(Entries from a dataset)
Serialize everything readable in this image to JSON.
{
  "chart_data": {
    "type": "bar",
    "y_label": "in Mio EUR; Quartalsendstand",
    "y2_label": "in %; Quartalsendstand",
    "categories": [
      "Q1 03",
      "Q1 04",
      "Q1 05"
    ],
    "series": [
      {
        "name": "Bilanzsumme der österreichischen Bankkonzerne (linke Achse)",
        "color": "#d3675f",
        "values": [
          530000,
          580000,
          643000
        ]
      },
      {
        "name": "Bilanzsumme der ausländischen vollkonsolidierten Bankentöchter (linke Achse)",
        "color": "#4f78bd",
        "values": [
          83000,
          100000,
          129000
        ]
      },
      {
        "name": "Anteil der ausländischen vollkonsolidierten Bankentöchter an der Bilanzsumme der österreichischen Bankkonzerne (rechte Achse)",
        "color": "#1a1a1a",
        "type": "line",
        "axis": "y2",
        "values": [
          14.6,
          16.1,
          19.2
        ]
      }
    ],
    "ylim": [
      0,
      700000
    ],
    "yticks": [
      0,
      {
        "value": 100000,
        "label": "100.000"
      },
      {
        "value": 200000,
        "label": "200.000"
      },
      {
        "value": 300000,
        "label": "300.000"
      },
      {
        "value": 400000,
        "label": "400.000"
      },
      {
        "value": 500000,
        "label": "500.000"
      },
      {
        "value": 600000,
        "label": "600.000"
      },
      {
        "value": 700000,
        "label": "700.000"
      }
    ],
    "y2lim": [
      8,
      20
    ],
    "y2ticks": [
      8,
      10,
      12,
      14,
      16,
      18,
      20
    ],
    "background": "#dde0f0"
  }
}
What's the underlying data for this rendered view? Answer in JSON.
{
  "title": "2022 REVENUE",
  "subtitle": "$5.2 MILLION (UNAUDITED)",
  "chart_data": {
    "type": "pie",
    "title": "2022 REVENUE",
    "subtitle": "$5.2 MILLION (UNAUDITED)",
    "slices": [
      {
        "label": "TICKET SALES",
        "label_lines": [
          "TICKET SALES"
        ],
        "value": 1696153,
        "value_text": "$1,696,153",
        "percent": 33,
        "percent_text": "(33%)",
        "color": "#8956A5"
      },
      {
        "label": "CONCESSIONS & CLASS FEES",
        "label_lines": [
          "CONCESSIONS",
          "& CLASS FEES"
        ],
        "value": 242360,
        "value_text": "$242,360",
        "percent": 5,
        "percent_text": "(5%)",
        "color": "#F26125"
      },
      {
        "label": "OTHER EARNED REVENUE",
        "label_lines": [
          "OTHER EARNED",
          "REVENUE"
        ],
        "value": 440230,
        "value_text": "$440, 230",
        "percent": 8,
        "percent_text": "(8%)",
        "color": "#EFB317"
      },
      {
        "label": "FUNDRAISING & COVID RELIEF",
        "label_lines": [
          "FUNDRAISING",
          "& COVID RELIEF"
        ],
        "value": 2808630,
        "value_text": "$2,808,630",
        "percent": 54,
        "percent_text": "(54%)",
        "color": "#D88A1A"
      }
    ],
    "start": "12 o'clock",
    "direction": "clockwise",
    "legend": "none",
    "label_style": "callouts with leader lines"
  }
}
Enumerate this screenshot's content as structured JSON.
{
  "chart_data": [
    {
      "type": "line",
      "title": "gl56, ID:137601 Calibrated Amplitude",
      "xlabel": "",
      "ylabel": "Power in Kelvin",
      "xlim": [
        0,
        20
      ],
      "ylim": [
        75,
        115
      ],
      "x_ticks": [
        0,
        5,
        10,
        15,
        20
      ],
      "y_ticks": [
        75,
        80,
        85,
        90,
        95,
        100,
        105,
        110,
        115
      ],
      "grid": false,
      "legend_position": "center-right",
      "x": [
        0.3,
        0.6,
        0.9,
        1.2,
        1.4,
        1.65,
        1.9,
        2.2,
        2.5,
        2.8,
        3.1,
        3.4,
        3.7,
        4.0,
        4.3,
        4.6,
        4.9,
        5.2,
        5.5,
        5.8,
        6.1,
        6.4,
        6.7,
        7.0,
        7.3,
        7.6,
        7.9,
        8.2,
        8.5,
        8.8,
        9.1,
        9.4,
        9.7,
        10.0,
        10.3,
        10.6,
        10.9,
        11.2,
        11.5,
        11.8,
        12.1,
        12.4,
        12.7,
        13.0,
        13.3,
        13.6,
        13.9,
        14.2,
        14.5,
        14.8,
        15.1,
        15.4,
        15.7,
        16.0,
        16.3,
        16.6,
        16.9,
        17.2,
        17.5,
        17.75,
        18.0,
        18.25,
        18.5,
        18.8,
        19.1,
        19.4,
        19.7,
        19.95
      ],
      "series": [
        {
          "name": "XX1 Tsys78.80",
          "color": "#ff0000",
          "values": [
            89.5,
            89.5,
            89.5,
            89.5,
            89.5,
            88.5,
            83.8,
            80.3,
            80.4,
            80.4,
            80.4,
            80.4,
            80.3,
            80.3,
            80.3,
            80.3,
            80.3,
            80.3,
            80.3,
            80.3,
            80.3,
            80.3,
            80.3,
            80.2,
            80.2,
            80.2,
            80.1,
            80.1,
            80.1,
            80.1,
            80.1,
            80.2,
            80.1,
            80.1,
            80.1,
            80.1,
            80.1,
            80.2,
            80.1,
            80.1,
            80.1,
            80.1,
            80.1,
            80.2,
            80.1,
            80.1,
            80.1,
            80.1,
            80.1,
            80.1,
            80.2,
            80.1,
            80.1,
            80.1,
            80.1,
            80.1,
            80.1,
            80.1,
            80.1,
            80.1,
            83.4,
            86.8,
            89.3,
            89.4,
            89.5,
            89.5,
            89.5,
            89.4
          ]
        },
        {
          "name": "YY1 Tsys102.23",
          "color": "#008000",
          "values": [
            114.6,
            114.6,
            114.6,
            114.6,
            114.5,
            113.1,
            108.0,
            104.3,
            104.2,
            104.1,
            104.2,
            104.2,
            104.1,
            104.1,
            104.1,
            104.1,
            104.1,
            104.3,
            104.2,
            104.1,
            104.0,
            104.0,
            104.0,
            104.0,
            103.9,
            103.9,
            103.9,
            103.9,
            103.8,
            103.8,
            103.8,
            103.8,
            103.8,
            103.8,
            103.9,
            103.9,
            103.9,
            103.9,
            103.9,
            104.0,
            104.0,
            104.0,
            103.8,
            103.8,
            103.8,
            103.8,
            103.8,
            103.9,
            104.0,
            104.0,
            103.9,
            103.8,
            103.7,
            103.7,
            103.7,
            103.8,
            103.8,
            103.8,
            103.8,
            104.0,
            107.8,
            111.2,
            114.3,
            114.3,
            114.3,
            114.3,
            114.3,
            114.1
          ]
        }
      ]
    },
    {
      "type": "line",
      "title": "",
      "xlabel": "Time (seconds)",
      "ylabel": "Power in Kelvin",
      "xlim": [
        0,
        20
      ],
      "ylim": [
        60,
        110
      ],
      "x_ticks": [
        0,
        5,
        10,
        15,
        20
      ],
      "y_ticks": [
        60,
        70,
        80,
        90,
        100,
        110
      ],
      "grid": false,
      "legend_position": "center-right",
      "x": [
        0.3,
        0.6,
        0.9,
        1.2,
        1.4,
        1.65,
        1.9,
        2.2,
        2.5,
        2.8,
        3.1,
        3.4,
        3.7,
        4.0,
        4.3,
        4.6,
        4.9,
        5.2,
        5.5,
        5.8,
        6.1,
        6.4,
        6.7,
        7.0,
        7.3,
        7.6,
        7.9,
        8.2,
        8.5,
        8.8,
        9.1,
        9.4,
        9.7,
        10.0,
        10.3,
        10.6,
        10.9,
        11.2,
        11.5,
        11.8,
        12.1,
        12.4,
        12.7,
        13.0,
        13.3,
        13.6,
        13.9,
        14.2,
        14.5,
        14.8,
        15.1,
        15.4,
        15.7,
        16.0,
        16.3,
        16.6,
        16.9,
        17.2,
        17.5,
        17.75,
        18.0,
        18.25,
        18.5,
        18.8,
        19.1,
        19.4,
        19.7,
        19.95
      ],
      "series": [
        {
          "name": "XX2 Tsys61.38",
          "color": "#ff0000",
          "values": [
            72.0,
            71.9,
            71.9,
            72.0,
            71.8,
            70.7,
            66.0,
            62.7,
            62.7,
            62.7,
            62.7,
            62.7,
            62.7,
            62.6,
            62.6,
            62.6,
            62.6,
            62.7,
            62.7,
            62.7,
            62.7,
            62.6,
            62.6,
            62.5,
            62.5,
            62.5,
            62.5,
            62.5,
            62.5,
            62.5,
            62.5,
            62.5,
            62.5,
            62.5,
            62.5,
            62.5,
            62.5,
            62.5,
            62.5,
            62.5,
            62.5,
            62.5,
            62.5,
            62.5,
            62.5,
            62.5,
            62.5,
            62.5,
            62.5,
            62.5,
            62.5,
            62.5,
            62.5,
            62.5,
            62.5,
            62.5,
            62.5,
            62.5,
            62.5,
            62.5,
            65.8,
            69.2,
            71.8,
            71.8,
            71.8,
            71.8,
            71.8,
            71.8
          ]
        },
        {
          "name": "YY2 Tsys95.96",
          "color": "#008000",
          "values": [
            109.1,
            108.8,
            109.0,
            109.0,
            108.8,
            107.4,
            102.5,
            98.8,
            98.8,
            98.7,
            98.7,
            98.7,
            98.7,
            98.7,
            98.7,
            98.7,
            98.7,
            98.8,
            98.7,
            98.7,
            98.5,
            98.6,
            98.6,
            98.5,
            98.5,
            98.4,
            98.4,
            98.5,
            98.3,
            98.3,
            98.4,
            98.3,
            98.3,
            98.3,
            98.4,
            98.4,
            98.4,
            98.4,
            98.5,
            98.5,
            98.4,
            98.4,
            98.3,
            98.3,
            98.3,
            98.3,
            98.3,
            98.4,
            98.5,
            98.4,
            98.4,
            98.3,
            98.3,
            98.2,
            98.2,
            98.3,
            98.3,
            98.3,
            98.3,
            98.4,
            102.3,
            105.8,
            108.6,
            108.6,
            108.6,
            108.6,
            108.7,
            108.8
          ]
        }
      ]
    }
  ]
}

**Directions**
Using the records above, gather all lines where the string "Bilanzsumme" is present.

**Solution**
        "name": "Bilanzsumme der österreichischen Bankkonzerne (linke Achse)",
        "name": "Bilanzsumme der ausländischen vollkonsolidierten Bankentöchter (linke Achse)",
        "name": "Anteil der ausländischen vollkonsolidierten Bankentöchter an der Bilanzsumme der österreichischen Bankkonzerne (rechte Achse)",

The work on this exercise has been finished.